[Opening MATERIAL SUPPLIED section]

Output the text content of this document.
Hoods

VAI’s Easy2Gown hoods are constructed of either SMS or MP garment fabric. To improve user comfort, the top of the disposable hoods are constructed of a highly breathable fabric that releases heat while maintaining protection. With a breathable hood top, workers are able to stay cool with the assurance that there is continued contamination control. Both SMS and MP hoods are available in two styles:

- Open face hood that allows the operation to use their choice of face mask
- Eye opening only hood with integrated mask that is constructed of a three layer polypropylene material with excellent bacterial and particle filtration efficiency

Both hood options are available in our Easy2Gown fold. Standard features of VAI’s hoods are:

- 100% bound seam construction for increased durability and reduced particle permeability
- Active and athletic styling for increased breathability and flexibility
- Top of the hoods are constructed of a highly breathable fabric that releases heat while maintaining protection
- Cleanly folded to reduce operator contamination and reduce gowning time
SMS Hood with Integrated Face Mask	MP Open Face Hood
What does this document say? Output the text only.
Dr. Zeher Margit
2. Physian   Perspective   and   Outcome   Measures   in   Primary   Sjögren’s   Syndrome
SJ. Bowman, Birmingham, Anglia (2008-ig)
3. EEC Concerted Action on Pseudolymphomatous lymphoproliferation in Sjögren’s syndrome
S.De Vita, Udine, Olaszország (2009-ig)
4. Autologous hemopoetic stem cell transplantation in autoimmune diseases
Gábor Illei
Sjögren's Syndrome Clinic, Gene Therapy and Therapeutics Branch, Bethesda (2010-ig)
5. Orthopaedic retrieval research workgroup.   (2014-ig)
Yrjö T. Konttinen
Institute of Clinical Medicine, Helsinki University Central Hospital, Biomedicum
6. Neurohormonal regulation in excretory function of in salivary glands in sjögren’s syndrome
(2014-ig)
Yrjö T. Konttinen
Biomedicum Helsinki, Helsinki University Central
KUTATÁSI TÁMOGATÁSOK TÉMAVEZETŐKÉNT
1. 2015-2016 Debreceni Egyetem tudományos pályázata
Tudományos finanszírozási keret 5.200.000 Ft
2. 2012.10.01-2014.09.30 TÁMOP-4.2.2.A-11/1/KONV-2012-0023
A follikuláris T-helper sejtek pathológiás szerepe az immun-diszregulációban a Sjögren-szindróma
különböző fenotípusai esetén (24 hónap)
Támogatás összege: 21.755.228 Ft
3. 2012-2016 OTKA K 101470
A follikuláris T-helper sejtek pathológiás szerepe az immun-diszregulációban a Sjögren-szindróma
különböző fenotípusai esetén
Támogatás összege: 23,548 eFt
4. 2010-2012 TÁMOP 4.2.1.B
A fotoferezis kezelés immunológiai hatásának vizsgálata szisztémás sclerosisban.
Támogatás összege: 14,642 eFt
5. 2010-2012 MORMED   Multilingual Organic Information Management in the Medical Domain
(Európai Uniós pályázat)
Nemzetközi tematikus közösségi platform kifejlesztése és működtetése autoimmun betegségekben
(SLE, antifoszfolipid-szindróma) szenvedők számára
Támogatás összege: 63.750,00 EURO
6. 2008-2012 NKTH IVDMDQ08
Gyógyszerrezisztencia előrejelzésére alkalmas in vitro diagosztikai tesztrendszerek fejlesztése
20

[Closing MATERIAL SUPPLIED section]

EXERCISE DIRECTIONS
Set out, exactly as written, the lines from the line with "What does this" to the last line of the records, inclusive, and only those lines.

REPLY TO THE TASK
What does this document say? Output the text only.
Dr. Zeher Margit
2. Physian   Perspective   and   Outcome   Measures   in   Primary   Sjögren’s   Syndrome
SJ. Bowman, Birmingham, Anglia (2008-ig)
3. EEC Concerted Action on Pseudolymphomatous lymphoproliferation in Sjögren’s syndrome
S.De Vita, Udine, Olaszország (2009-ig)
4. Autologous hemopoetic stem cell transplantation in autoimmune diseases
Gábor Illei
Sjögren's Syndrome Clinic, Gene Therapy and Therapeutics Branch, Bethesda (2010-ig)
5. Orthopaedic retrieval research workgroup.   (2014-ig)
Yrjö T. Konttinen
Institute of Clinical Medicine, Helsinki University Central Hospital, Biomedicum
6. Neurohormonal regulation in excretory function of in salivary glands in sjögren’s syndrome
(2014-ig)
Yrjö T. Konttinen
Biomedicum Helsinki, Helsinki University Central
KUTATÁSI TÁMOGATÁSOK TÉMAVEZETŐKÉNT
1. 2015-2016 Debreceni Egyetem tudományos pályázata
Tudományos finanszírozási keret 5.200.000 Ft
2. 2012.10.01-2014.09.30 TÁMOP-4.2.2.A-11/1/KONV-2012-0023
A follikuláris T-helper sejtek pathológiás szerepe az immun-diszregulációban a Sjögren-szindróma
különböző fenotípusai esetén (24 hónap)
Támogatás összege: 21.755.228 Ft
3. 2012-2016 OTKA K 101470
A follikuláris T-helper sejtek pathológiás szerepe az immun-diszregulációban a Sjögren-szindróma
különböző fenotípusai esetén
Támogatás összege: 23,548 eFt
4. 2010-2012 TÁMOP 4.2.1.B
A fotoferezis kezelés immunológiai hatásának vizsgálata szisztémás sclerosisban.
Támogatás összege: 14,642 eFt
5. 2010-2012 MORMED   Multilingual Organic Information Management in the Medical Domain
(Európai Uniós pályázat)
Nemzetközi tematikus közösségi platform kifejlesztése és működtetése autoimmun betegségekben
(SLE, antifoszfolipid-szindróma) szenvedők számára
Támogatás összege: 63.750,00 EURO
6. 2008-2012 NKTH IVDMDQ08
Gyógyszerrezisztencia előrejelzésére alkalmas in vitro diagosztikai tesztrendszerek fejlesztése
20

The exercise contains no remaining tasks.